**Aim A**: Extract every line of the records that contains the string "elements", and copy each one in full.
[BEGIN Text segment]
Investors reminded of SRI concepts increase the money they allocate to SRI, as compared to a control group receiving no nudge. Investors reminded of SRI concepts increase the money they allocate to SRI, as compared to a control group receiving no nudge.
On the whole, we expect that priming investors with images of corporate misconduct, making SRI the default, and clarifying information about SRI will nudge investors towards it. While each nudge could technically be implemented individually we also investigate their interaction to provide further robustness. Keeping the same goal to mind, we introduce individual characteristics of investors known to correlate with the decision to invest in SRI.
Correlates of SR Investment Decisions
In this subsection, we define other determinants of SRI, we intend to use as control variables.
[END Text segment]
[BEGIN Material to process]
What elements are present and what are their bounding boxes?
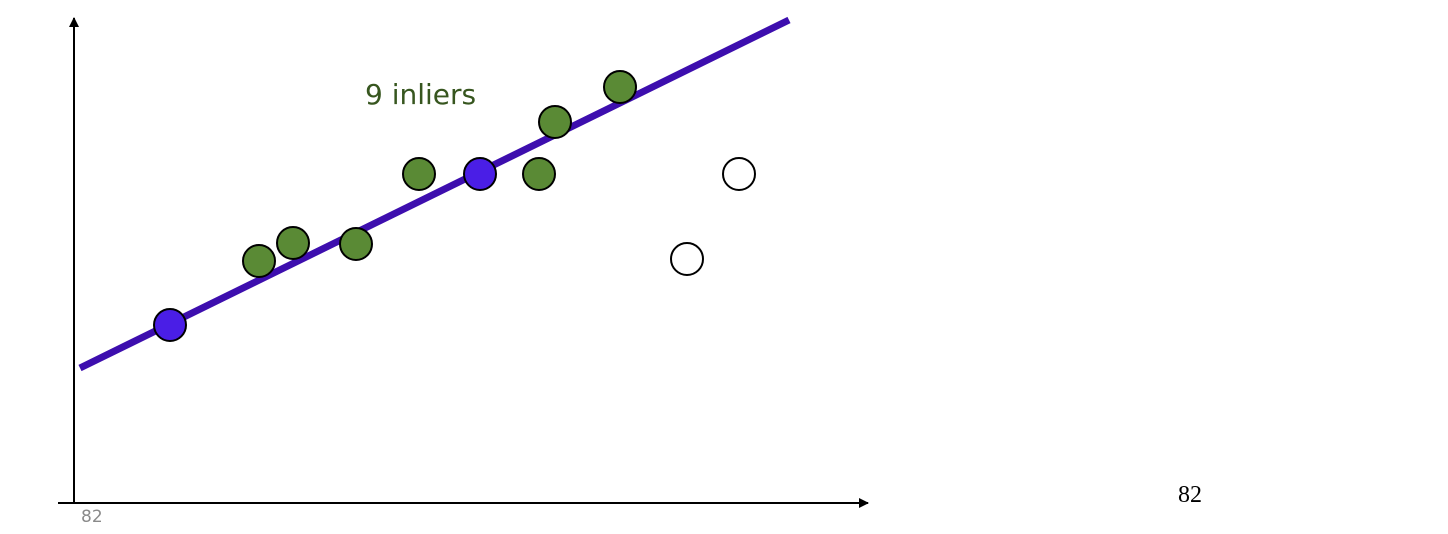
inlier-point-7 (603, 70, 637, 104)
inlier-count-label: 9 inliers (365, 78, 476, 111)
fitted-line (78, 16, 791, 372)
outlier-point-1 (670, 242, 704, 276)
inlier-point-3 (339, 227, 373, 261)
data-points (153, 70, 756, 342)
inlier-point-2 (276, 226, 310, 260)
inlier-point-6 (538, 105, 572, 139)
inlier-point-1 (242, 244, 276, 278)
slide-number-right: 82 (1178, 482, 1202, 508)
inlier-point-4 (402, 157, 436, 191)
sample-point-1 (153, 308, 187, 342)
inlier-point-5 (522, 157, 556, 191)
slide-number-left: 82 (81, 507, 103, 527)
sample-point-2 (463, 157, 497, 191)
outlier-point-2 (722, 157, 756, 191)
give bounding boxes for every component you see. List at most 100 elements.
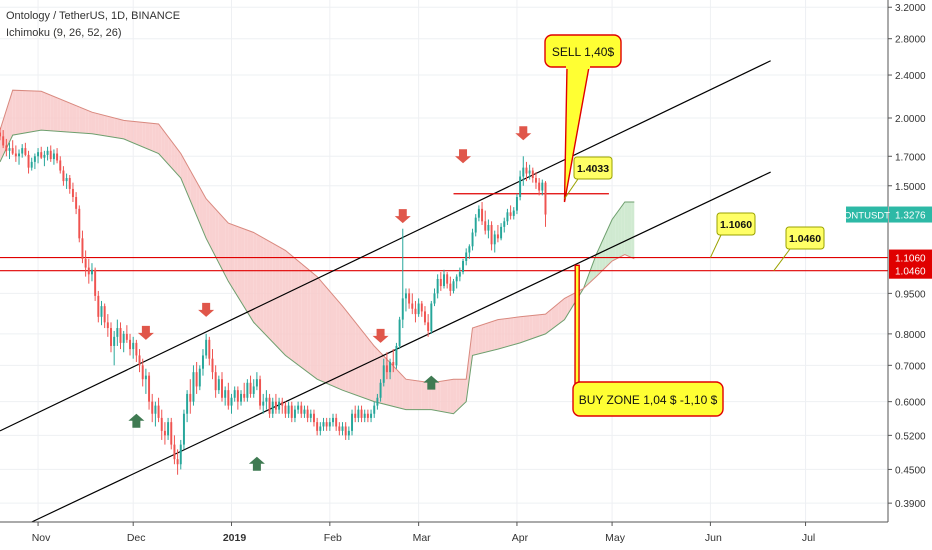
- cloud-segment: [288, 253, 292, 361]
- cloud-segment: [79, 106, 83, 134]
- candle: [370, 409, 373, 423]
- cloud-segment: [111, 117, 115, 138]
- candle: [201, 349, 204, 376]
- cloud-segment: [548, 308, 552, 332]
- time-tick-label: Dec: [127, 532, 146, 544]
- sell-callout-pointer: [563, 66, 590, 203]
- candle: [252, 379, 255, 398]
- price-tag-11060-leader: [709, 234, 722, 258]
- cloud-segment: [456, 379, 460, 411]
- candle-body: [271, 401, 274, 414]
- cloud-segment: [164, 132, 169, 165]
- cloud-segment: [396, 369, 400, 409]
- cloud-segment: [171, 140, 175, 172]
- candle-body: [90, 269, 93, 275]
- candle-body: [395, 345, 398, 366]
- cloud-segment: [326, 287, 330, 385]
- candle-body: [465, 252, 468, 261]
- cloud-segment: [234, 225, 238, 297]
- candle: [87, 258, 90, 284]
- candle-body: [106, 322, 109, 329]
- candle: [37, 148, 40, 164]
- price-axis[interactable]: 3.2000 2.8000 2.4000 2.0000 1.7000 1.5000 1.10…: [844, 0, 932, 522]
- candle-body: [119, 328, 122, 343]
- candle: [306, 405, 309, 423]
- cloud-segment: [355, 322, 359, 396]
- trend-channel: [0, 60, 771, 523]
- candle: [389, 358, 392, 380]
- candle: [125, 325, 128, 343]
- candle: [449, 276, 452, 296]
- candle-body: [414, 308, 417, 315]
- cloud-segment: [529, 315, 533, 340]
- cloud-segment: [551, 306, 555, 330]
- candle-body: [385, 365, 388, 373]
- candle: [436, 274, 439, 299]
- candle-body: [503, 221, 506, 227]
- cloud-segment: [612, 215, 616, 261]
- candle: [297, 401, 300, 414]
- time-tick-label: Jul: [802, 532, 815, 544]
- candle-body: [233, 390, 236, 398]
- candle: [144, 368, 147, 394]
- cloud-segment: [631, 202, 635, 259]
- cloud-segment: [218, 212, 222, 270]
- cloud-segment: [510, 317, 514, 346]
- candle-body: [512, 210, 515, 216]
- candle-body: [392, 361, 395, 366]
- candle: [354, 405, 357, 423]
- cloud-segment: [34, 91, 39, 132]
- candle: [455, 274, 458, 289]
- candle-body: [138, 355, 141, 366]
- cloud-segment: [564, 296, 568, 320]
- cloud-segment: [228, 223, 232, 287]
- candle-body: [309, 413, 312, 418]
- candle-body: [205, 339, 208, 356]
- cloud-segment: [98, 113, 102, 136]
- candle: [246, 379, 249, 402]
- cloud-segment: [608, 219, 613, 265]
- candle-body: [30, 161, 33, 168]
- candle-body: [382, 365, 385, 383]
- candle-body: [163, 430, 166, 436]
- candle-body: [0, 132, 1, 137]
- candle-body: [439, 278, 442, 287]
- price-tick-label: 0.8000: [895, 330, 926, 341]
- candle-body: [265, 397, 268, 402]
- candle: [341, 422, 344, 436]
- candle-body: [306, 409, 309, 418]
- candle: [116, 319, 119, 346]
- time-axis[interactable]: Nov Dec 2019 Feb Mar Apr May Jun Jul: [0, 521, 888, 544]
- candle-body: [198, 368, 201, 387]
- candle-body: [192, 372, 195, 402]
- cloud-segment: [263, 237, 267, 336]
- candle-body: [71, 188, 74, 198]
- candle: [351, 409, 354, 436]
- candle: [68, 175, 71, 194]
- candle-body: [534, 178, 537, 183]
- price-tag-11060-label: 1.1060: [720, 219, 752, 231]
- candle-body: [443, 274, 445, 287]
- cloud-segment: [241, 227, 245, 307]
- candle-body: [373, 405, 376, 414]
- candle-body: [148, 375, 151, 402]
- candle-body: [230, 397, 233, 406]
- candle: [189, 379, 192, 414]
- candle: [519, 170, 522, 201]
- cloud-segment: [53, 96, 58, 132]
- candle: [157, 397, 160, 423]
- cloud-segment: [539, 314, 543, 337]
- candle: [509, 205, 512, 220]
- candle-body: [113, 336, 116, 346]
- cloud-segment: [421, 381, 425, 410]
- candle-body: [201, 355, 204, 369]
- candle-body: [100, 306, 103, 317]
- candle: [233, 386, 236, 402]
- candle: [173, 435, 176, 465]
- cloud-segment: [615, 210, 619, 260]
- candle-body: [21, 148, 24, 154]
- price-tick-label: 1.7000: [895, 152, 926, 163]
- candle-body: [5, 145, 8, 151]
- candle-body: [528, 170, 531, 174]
[END Material to process]
**Aim B**: Continue the passage on nudging investors toward socially responsible investment, starting right after its final sentence.

**Task response A**:
What elements are present and what are their bounding boxes?
give bounding boxes for every component you see. List at most 100 elements.

**Task response B**:
People’s motives for prosocial behavior, such as donating to charities or buying green products (Ariely et al. 2009), may stem from their altruism, defined as a personal value that prioritizes the well-being of others (Henrich et al. 2005; Griskevicius et al. 2010; Delton et al. 2011). The altruistic personality trait refers to the enduring tendency of someone to feel compassion for others and do them a favor (Penner and Finkelstein 1998). As a trait, altruism is a dispositional determinant of prosocial behavior, which can be measured with psychometric personality tests like the agreeability dimension of the Big 5 (Barrick and Mount 1991). That is, people who score high on agreeability also tend to treat others with understanding, benevolence, and compassion; strive to help others; and believe that others will be similarly helpful toward them. They tend to exhibit interpersonal trust, cooperativeness, and compliance. To measure dispositional altruism, we use the altruism scale from Goldberg et al.’s (2006) inventory (see Appendix A.1).
Risk propensity is the tendency to take or avoid risk in a specific domain (e.g., investment). More specifically, risk-avoiders are more likely to overestimate the likelihood of losses relative to gains, hence, they require a higher probability of gains to tolerate risk exposure (Schneider and Lopes 1986). Following Riedl and Smeets (2017), we used risk aversion as a control variable. To measure risk tolerance, we use a lottery (see Appendix A.2).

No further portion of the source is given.